= GIVEN PROBLEM =
Extract each record and reproduce it exactly.

*** DATA EXCERPTS ***

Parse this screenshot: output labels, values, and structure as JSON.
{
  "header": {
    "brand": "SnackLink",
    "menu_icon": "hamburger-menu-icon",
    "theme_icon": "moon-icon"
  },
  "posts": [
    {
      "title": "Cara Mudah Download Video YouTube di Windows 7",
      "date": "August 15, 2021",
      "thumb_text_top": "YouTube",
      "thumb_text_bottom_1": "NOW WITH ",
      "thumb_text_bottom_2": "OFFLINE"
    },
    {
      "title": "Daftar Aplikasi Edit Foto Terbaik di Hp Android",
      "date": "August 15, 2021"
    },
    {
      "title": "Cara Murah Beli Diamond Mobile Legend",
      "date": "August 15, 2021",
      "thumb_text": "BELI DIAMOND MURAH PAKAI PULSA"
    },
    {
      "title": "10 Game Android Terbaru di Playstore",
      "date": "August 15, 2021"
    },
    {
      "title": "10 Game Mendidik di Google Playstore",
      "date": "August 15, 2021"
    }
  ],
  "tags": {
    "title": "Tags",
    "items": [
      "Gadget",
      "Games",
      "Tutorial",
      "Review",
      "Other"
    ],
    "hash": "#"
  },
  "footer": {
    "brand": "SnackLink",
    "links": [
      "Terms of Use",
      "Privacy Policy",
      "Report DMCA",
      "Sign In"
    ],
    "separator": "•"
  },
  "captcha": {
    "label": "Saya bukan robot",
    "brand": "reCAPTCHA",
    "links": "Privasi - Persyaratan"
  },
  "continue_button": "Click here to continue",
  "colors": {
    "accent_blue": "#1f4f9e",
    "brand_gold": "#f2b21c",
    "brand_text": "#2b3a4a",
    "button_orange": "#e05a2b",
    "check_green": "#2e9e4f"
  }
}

***

= REPLY TO THE EXERCISE =
Parse this screenshot: output labels, values, and structure as JSON.
{
  "header": {
    "brand": "SnackLink",
    "menu_icon": "hamburger-menu-icon",
    "theme_icon": "moon-icon"
  },
  "posts": [
    {
      "title": "Cara Mudah Download Video YouTube di Windows 7",
      "date": "August 15, 2021",
      "thumb_text_top": "YouTube",
      "thumb_text_bottom_1": "NOW WITH ",
      "thumb_text_bottom_2": "OFFLINE"
    },
    {
      "title": "Daftar Aplikasi Edit Foto Terbaik di Hp Android",
      "date": "August 15, 2021"
    },
    {
      "title": "Cara Murah Beli Diamond Mobile Legend",
      "date": "August 15, 2021",
      "thumb_text": "BELI DIAMOND MURAH PAKAI PULSA"
    },
    {
      "title": "10 Game Android Terbaru di Playstore",
      "date": "August 15, 2021"
    },
    {
      "title": "10 Game Mendidik di Google Playstore",
      "date": "August 15, 2021"
    }
  ],
  "tags": {
    "title": "Tags",
    "items": [
      "Gadget",
      "Games",
      "Tutorial",
      "Review",
      "Other"
    ],
    "hash": "#"
  },
  "footer": {
    "brand": "SnackLink",
    "links": [
      "Terms of Use",
      "Privacy Policy",
      "Report DMCA",
      "Sign In"
    ],
    "separator": "•"
  },
  "captcha": {
    "label": "Saya bukan robot",
    "brand": "reCAPTCHA",
    "links": "Privasi - Persyaratan"
  },
  "continue_button": "Click here to continue",
  "colors": {
    "accent_blue": "#1f4f9e",
    "brand_gold": "#f2b21c",
    "brand_text": "#2b3a4a",
    "button_orange": "#e05a2b",
    "check_green": "#2e9e4f"
  }
}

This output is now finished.